***** Material to process *****
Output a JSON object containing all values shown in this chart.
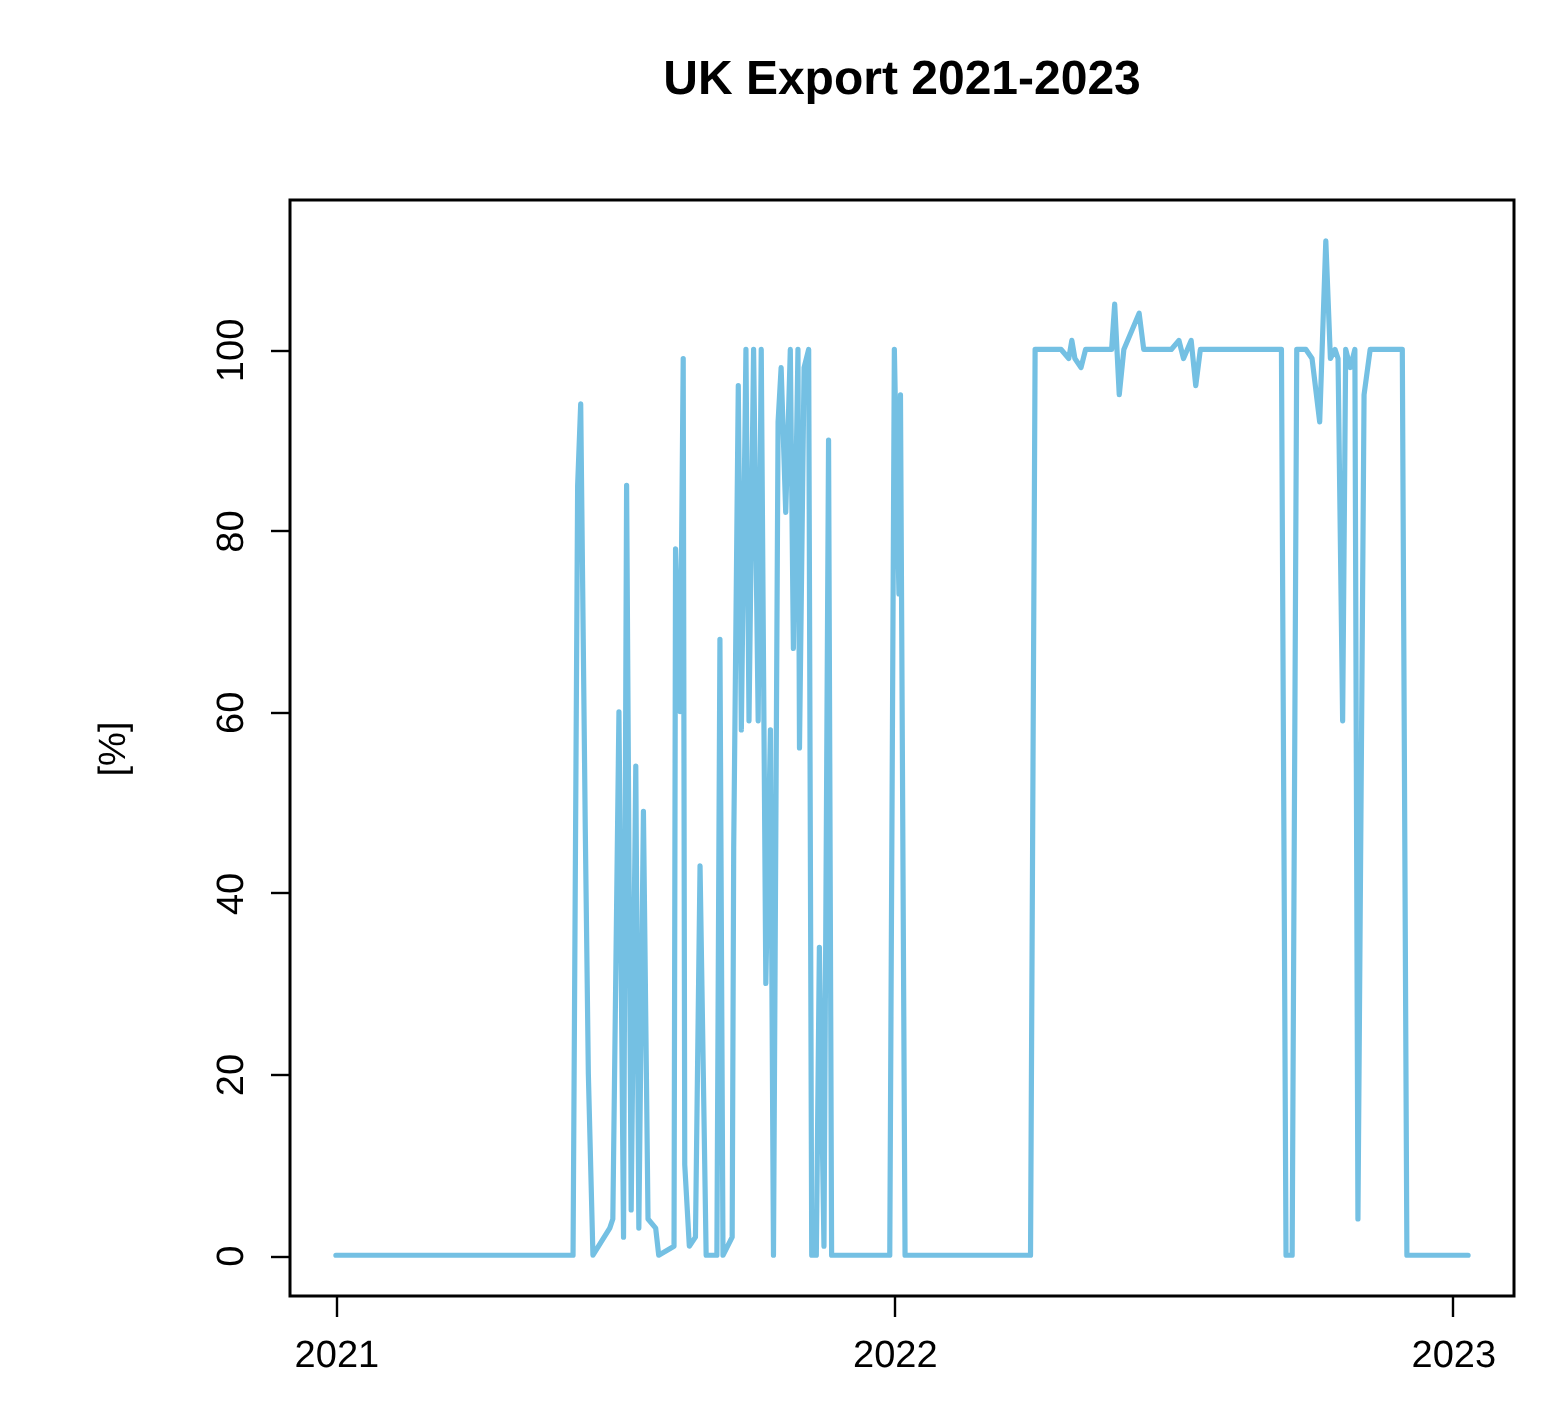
{
  "chart_data": {
    "type": "line",
    "title": "UK Export 2021-2023",
    "ylabel": "[%]",
    "x": [
      "2021-01-01",
      "2021-06-05",
      "2021-06-08",
      "2021-06-10",
      "2021-06-13",
      "2021-06-15",
      "2021-06-18",
      "2021-06-29",
      "2021-07-01",
      "2021-07-05",
      "2021-07-08",
      "2021-07-10",
      "2021-07-13",
      "2021-07-16",
      "2021-07-18",
      "2021-07-21",
      "2021-07-24",
      "2021-07-29",
      "2021-07-31",
      "2021-08-10",
      "2021-08-11",
      "2021-08-14",
      "2021-08-16",
      "2021-08-17",
      "2021-08-20",
      "2021-08-24",
      "2021-08-27",
      "2021-08-31",
      "2021-09-07",
      "2021-09-09",
      "2021-09-11",
      "2021-09-17",
      "2021-09-18",
      "2021-09-21",
      "2021-09-23",
      "2021-09-26",
      "2021-09-28",
      "2021-10-01",
      "2021-10-04",
      "2021-10-06",
      "2021-10-09",
      "2021-10-12",
      "2021-10-14",
      "2021-10-17",
      "2021-10-19",
      "2021-10-22",
      "2021-10-25",
      "2021-10-27",
      "2021-10-30",
      "2021-10-31",
      "2021-11-03",
      "2021-11-06",
      "2021-11-08",
      "2021-11-11",
      "2021-11-13",
      "2021-11-16",
      "2021-11-19",
      "2021-11-21",
      "2021-12-29",
      "2022-01-01",
      "2022-01-04",
      "2022-01-05",
      "2022-01-08",
      "2022-03-31",
      "2022-04-03",
      "2022-04-20",
      "2022-04-25",
      "2022-04-27",
      "2022-04-29",
      "2022-05-03",
      "2022-05-06",
      "2022-05-23",
      "2022-05-25",
      "2022-05-28",
      "2022-05-31",
      "2022-06-10",
      "2022-06-13",
      "2022-07-01",
      "2022-07-06",
      "2022-07-09",
      "2022-07-14",
      "2022-07-17",
      "2022-07-20",
      "2022-09-11",
      "2022-09-14",
      "2022-09-18",
      "2022-09-21",
      "2022-09-27",
      "2022-10-01",
      "2022-10-06",
      "2022-10-10",
      "2022-10-13",
      "2022-10-16",
      "2022-10-18",
      "2022-10-21",
      "2022-10-23",
      "2022-10-26",
      "2022-10-29",
      "2022-10-31",
      "2022-11-04",
      "2022-11-08",
      "2022-11-29",
      "2022-12-02",
      "2023-01-11"
    ],
    "series": [
      {
        "color": "#74c0e3",
        "values": [
          0,
          0,
          85,
          94,
          47,
          20,
          0,
          3,
          4,
          60,
          2,
          85,
          5,
          54,
          3,
          49,
          4,
          3,
          0,
          1,
          78,
          60,
          99,
          10,
          1,
          2,
          43,
          0,
          0,
          68,
          0,
          2,
          45,
          96,
          58,
          100,
          59,
          100,
          59,
          100,
          30,
          58,
          0,
          92,
          98,
          82,
          100,
          67,
          100,
          56,
          98,
          100,
          0,
          0,
          34,
          1,
          90,
          0,
          0,
          100,
          73,
          95,
          0,
          0,
          100,
          100,
          99,
          101,
          99,
          98,
          100,
          100,
          105,
          95,
          100,
          104,
          100,
          100,
          101,
          99,
          101,
          96,
          100,
          100,
          0,
          0,
          100,
          100,
          99,
          92,
          112,
          99,
          100,
          99,
          59,
          100,
          98,
          100,
          4,
          95,
          100,
          100,
          0,
          0
        ]
      }
    ],
    "xlim": [
      "2020-12-02",
      "2023-02-10"
    ],
    "xticks": [
      {
        "value": "2021",
        "label": "2021"
      },
      {
        "value": "2022",
        "label": "2022"
      },
      {
        "value": "2023",
        "label": "2023"
      }
    ],
    "ylim": [
      -4.5,
      116.5
    ],
    "yticks": [
      0,
      20,
      40,
      60,
      80,
      100
    ],
    "grid": false,
    "marker": "none",
    "line_style": "solid"
  }
}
*****
All the records need to be repeated exactly, with the images dropped.

- _The reply_:
Output a JSON object containing all values shown in this chart.
{
  "chart_data": {
    "type": "line",
    "title": "UK Export 2021-2023",
    "ylabel": "[%]",
    "x": [
      "2021-01-01",
      "2021-06-05",
      "2021-06-08",
      "2021-06-10",
      "2021-06-13",
      "2021-06-15",
      "2021-06-18",
      "2021-06-29",
      "2021-07-01",
      "2021-07-05",
      "2021-07-08",
      "2021-07-10",
      "2021-07-13",
      "2021-07-16",
      "2021-07-18",
      "2021-07-21",
      "2021-07-24",
      "2021-07-29",
      "2021-07-31",
      "2021-08-10",
      "2021-08-11",
      "2021-08-14",
      "2021-08-16",
      "2021-08-17",
      "2021-08-20",
      "2021-08-24",
      "2021-08-27",
      "2021-08-31",
      "2021-09-07",
      "2021-09-09",
      "2021-09-11",
      "2021-09-17",
      "2021-09-18",
      "2021-09-21",
      "2021-09-23",
      "2021-09-26",
      "2021-09-28",
      "2021-10-01",
      "2021-10-04",
      "2021-10-06",
      "2021-10-09",
      "2021-10-12",
      "2021-10-14",
      "2021-10-17",
      "2021-10-19",
      "2021-10-22",
      "2021-10-25",
      "2021-10-27",
      "2021-10-30",
      "2021-10-31",
      "2021-11-03",
      "2021-11-06",
      "2021-11-08",
      "2021-11-11",
      "2021-11-13",
      "2021-11-16",
      "2021-11-19",
      "2021-11-21",
      "2021-12-29",
      "2022-01-01",
      "2022-01-04",
      "2022-01-05",
      "2022-01-08",
      "2022-03-31",
      "2022-04-03",
      "2022-04-20",
      "2022-04-25",
      "2022-04-27",
      "2022-04-29",
      "2022-05-03",
      "2022-05-06",
      "2022-05-23",
      "2022-05-25",
      "2022-05-28",
      "2022-05-31",
      "2022-06-10",
      "2022-06-13",
      "2022-07-01",
      "2022-07-06",
      "2022-07-09",
      "2022-07-14",
      "2022-07-17",
      "2022-07-20",
      "2022-09-11",
      "2022-09-14",
      "2022-09-18",
      "2022-09-21",
      "2022-09-27",
      "2022-10-01",
      "2022-10-06",
      "2022-10-10",
      "2022-10-13",
      "2022-10-16",
      "2022-10-18",
      "2022-10-21",
      "2022-10-23",
      "2022-10-26",
      "2022-10-29",
      "2022-10-31",
      "2022-11-04",
      "2022-11-08",
      "2022-11-29",
      "2022-12-02",
      "2023-01-11"
    ],
    "series": [
      {
        "color": "#74c0e3",
        "values": [
          0,
          0,
          85,
          94,
          47,
          20,
          0,
          3,
          4,
          60,
          2,
          85,
          5,
          54,
          3,
          49,
          4,
          3,
          0,
          1,
          78,
          60,
          99,
          10,
          1,
          2,
          43,
          0,
          0,
          68,
          0,
          2,
          45,
          96,
          58,
          100,
          59,
          100,
          59,
          100,
          30,
          58,
          0,
          92,
          98,
          82,
          100,
          67,
          100,
          56,
          98,
          100,
          0,
          0,
          34,
          1,
          90,
          0,
          0,
          100,
          73,
          95,
          0,
          0,
          100,
          100,
          99,
          101,
          99,
          98,
          100,
          100,
          105,
          95,
          100,
          104,
          100,
          100,
          101,
          99,
          101,
          96,
          100,
          100,
          0,
          0,
          100,
          100,
          99,
          92,
          112,
          99,
          100,
          99,
          59,
          100,
          98,
          100,
          4,
          95,
          100,
          100,
          0,
          0
        ]
      }
    ],
    "xlim": [
      "2020-12-02",
      "2023-02-10"
    ],
    "xticks": [
      {
        "value": "2021",
        "label": "2021"
      },
      {
        "value": "2022",
        "label": "2022"
      },
      {
        "value": "2023",
        "label": "2023"
      }
    ],
    "ylim": [
      -4.5,
      116.5
    ],
    "yticks": [
      0,
      20,
      40,
      60,
      80,
      100
    ],
    "grid": false,
    "marker": "none",
    "line_style": "solid"
  }
}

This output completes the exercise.